* _The task_:
Each line that holds the word "全国高标准农田建设规划" is to be identified and copied.

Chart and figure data

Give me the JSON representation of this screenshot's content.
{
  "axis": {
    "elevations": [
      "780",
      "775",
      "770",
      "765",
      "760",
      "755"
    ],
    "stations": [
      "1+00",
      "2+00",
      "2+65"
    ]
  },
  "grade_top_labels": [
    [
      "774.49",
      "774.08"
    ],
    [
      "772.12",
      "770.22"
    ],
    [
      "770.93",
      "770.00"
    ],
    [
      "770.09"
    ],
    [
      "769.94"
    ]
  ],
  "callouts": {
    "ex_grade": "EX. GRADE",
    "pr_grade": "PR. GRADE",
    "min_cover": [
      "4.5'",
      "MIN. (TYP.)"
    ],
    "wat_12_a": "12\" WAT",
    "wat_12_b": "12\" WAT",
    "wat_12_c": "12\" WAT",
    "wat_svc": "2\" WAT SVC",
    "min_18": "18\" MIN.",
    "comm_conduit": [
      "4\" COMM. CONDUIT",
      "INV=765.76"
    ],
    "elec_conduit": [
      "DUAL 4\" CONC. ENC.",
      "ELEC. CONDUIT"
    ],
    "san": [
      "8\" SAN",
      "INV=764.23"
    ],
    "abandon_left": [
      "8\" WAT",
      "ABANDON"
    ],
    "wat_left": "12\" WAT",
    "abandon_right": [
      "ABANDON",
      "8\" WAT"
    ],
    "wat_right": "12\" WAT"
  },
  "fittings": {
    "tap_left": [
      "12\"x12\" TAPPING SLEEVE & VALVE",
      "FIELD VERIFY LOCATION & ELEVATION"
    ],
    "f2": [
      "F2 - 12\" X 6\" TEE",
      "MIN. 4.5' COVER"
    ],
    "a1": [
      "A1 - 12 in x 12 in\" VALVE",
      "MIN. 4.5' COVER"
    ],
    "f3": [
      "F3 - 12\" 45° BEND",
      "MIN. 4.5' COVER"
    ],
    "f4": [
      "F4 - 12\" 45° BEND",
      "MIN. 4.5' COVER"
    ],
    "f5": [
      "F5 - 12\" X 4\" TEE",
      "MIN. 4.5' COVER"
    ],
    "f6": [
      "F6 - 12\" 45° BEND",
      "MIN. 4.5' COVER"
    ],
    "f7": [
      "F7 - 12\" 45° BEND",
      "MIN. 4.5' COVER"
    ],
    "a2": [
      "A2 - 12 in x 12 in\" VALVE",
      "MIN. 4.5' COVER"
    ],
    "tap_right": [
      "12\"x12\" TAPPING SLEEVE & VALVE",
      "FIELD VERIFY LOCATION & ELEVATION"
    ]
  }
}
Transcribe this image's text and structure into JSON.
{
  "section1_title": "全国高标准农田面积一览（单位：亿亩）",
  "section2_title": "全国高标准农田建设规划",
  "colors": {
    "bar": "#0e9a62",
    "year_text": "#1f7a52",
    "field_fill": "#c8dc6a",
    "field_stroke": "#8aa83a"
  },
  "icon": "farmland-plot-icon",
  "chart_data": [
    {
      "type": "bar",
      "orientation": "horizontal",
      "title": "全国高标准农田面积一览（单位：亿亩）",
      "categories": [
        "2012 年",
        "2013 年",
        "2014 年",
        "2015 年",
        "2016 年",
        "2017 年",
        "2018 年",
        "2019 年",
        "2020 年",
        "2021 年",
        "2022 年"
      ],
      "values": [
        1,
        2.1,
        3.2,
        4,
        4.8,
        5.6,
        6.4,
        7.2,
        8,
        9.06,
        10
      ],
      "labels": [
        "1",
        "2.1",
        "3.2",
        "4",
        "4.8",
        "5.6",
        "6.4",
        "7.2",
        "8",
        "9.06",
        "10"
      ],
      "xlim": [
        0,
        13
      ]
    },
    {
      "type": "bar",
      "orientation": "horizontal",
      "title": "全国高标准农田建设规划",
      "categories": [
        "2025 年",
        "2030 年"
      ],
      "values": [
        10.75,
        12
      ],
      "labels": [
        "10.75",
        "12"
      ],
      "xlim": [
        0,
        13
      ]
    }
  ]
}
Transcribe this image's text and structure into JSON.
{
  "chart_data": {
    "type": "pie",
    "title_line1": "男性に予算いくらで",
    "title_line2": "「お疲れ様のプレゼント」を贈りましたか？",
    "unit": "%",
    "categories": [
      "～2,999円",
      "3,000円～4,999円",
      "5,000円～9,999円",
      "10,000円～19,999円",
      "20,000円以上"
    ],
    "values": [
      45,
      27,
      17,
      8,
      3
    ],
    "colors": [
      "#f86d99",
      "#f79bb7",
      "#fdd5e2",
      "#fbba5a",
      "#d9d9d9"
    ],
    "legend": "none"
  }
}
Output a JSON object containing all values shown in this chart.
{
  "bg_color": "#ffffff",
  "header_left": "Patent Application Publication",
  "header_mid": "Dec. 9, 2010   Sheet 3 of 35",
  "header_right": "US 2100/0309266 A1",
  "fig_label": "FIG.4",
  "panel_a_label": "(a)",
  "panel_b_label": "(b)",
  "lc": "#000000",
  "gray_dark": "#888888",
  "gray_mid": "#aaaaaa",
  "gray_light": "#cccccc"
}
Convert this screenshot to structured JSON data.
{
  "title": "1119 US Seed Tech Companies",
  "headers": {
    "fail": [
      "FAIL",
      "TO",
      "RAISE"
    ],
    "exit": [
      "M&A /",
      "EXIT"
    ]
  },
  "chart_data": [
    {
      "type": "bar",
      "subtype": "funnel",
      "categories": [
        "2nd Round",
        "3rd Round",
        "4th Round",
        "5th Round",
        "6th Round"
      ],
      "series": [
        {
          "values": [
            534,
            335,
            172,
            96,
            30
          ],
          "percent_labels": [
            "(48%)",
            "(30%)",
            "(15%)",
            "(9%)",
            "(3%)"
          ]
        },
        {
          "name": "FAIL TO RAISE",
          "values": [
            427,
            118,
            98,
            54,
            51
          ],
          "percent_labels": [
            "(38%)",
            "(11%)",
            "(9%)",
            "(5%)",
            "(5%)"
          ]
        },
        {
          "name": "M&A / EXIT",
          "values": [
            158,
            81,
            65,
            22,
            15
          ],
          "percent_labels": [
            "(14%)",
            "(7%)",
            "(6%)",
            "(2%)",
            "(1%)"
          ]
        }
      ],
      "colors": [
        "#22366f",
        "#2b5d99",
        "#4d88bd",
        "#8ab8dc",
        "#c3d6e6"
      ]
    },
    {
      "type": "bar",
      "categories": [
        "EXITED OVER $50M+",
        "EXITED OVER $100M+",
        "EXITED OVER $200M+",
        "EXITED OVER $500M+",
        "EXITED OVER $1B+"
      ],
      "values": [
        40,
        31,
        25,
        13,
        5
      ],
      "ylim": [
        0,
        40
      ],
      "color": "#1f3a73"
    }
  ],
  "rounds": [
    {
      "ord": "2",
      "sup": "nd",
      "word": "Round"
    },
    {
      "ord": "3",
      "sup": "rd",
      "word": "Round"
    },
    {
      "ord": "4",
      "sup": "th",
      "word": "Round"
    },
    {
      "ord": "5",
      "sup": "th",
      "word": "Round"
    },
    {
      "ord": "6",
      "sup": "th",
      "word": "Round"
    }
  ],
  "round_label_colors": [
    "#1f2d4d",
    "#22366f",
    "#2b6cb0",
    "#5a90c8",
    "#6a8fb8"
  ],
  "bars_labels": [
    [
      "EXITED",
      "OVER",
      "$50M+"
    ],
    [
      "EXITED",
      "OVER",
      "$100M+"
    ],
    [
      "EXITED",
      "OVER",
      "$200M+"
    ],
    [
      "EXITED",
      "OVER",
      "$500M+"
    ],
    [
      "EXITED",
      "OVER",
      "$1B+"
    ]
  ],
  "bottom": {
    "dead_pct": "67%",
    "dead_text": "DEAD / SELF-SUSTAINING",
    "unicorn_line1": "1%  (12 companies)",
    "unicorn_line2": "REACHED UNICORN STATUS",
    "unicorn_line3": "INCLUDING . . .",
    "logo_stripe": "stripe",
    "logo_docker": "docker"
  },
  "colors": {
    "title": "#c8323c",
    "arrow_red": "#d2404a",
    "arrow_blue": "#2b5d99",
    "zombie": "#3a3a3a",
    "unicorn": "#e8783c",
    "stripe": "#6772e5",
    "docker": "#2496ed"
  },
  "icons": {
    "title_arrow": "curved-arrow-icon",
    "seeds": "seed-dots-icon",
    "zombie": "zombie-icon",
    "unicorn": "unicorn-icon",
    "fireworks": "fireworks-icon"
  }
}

* _Full output_:
  "section2_title": "全国高标准农田建设规划",
      "title": "全国高标准农田建设规划",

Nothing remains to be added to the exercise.